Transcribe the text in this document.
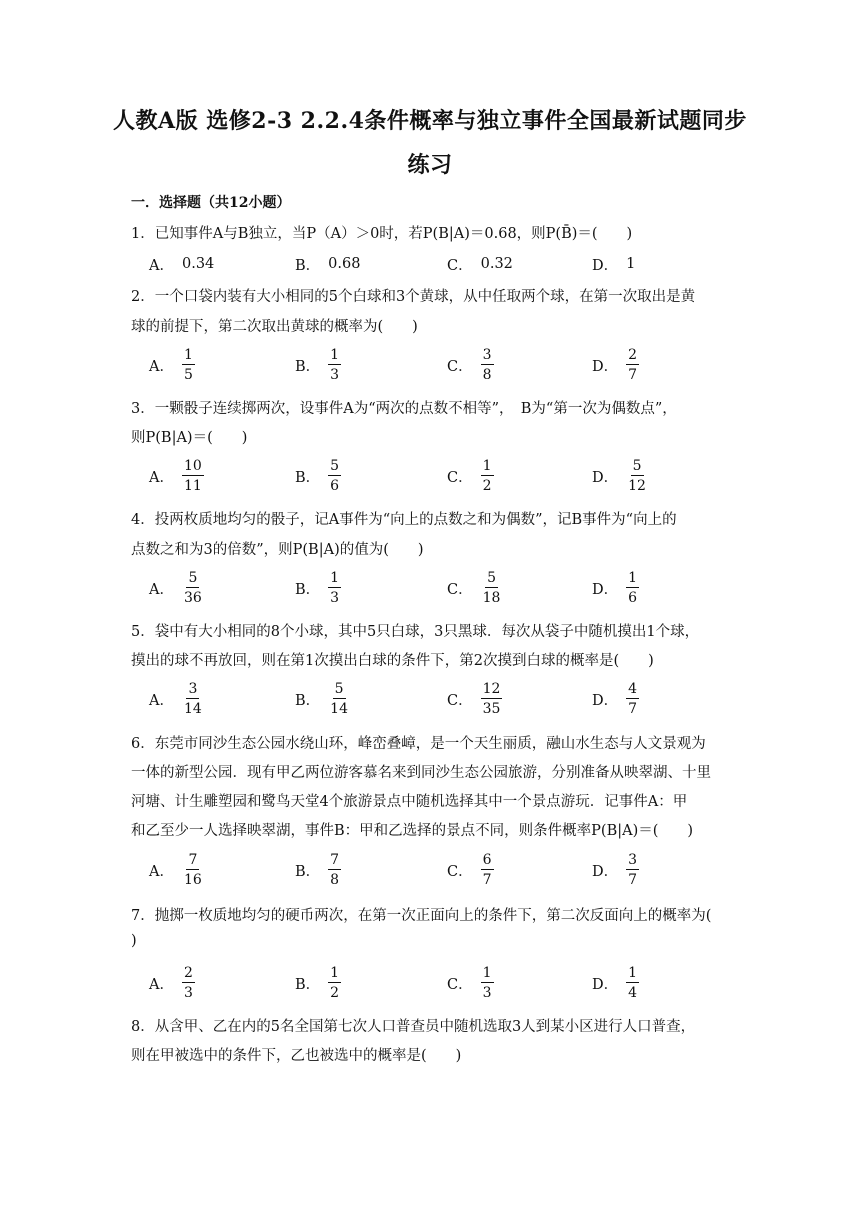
人教A版 选修2-3 2.2.4条件概率与独立事件全国最新试题同步
练习
一．选择题（共12小题）
1．已知事件A与B独立，当P（A）＞0时，若P(B|A)＝0.68，则P(B̄)＝(　　)
A． 0.34	B． 0.68	C． 0.32	D． 1
2．一个口袋内装有大小相同的5个白球和3个黄球，从中任取两个球，在第一次取出是黄
球的前提下，第二次取出黄球的概率为(　　)
A． $\frac{1}{5}$	B． $\frac{1}{3}$	C． $\frac{3}{8}$	D． $\frac{2}{7}$
3．一颗骰子连续掷两次，设事件A为“两次的点数不相等”，　B为“第一次为偶数点”，
则P(B|A)＝(　　)
A． $\frac{10}{11}$	B． $\frac{5}{6}$	C． $\frac{1}{2}$	D． $\frac{5}{12}$
4．投两枚质地均匀的骰子，记A事件为“向上的点数之和为偶数”，记B事件为“向上的
点数之和为3的倍数”，则P(B|A)的值为(　　)
A． $\frac{5}{36}$	B． $\frac{1}{3}$	C． $\frac{5}{18}$	D． $\frac{1}{6}$
5．袋中有大小相同的8个小球，其中5只白球，3只黑球．每次从袋子中随机摸出1个球，
摸出的球不再放回，则在第1次摸出白球的条件下，第2次摸到白球的概率是(　　)
A． $\frac{3}{14}$	B． $\frac{5}{14}$	C． $\frac{12}{35}$	D． $\frac{4}{7}$
6．东莞市同沙生态公园水绕山环，峰峦叠嶂，是一个天生丽质，融山水生态与人文景观为
一体的新型公园．现有甲乙两位游客慕名来到同沙生态公园旅游，分别准备从映翠湖、十里
河塘、计生雕塑园和鹭鸟天堂4个旅游景点中随机选择其中一个景点游玩．记事件A：甲
和乙至少一人选择映翠湖，事件B：甲和乙选择的景点不同，则条件概率P(B|A)＝(　　)
A． $\frac{7}{16}$	B． $\frac{7}{8}$	C． $\frac{6}{7}$	D． $\frac{3}{7}$
7．抛掷一枚质地均匀的硬币两次，在第一次正面向上的条件下，第二次反面向上的概率为(
)
A． $\frac{2}{3}$	B． $\frac{1}{2}$	C． $\frac{1}{3}$	D． $\frac{1}{4}$
8．从含甲、乙在内的5名全国第七次人口普查员中随机选取3人到某小区进行人口普查，
则在甲被选中的条件下，乙也被选中的概率是(　　)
____________
The request:
The listing above must be printed again exactly, minus its pictures.

Result:
Transcribe the text in this document.
人教A版 选修2-3 2.2.4条件概率与独立事件全国最新试题同步
练习
一．选择题（共12小题）
1．已知事件A与B独立，当P（A）＞0时，若P(B|A)＝0.68，则P(B̄)＝(　　)
A． 0.34	B． 0.68	C． 0.32	D． 1
2．一个口袋内装有大小相同的5个白球和3个黄球，从中任取两个球，在第一次取出是黄
球的前提下，第二次取出黄球的概率为(　　)
A． $\frac{1}{5}$	B． $\frac{1}{3}$	C． $\frac{3}{8}$	D． $\frac{2}{7}$
3．一颗骰子连续掷两次，设事件A为“两次的点数不相等”，　B为“第一次为偶数点”，
则P(B|A)＝(　　)
A． $\frac{10}{11}$	B． $\frac{5}{6}$	C． $\frac{1}{2}$	D． $\frac{5}{12}$
4．投两枚质地均匀的骰子，记A事件为“向上的点数之和为偶数”，记B事件为“向上的
点数之和为3的倍数”，则P(B|A)的值为(　　)
A． $\frac{5}{36}$	B． $\frac{1}{3}$	C． $\frac{5}{18}$	D． $\frac{1}{6}$
5．袋中有大小相同的8个小球，其中5只白球，3只黑球．每次从袋子中随机摸出1个球，
摸出的球不再放回，则在第1次摸出白球的条件下，第2次摸到白球的概率是(　　)
A． $\frac{3}{14}$	B． $\frac{5}{14}$	C． $\frac{12}{35}$	D． $\frac{4}{7}$
6．东莞市同沙生态公园水绕山环，峰峦叠嶂，是一个天生丽质，融山水生态与人文景观为
一体的新型公园．现有甲乙两位游客慕名来到同沙生态公园旅游，分别准备从映翠湖、十里
河塘、计生雕塑园和鹭鸟天堂4个旅游景点中随机选择其中一个景点游玩．记事件A：甲
和乙至少一人选择映翠湖，事件B：甲和乙选择的景点不同，则条件概率P(B|A)＝(　　)
A． $\frac{7}{16}$	B． $\frac{7}{8}$	C． $\frac{6}{7}$	D． $\frac{3}{7}$
7．抛掷一枚质地均匀的硬币两次，在第一次正面向上的条件下，第二次反面向上的概率为(
)
A． $\frac{2}{3}$	B． $\frac{1}{2}$	C． $\frac{1}{3}$	D． $\frac{1}{4}$
8．从含甲、乙在内的5名全国第七次人口普查员中随机选取3人到某小区进行人口普查，
则在甲被选中的条件下，乙也被选中的概率是(　　)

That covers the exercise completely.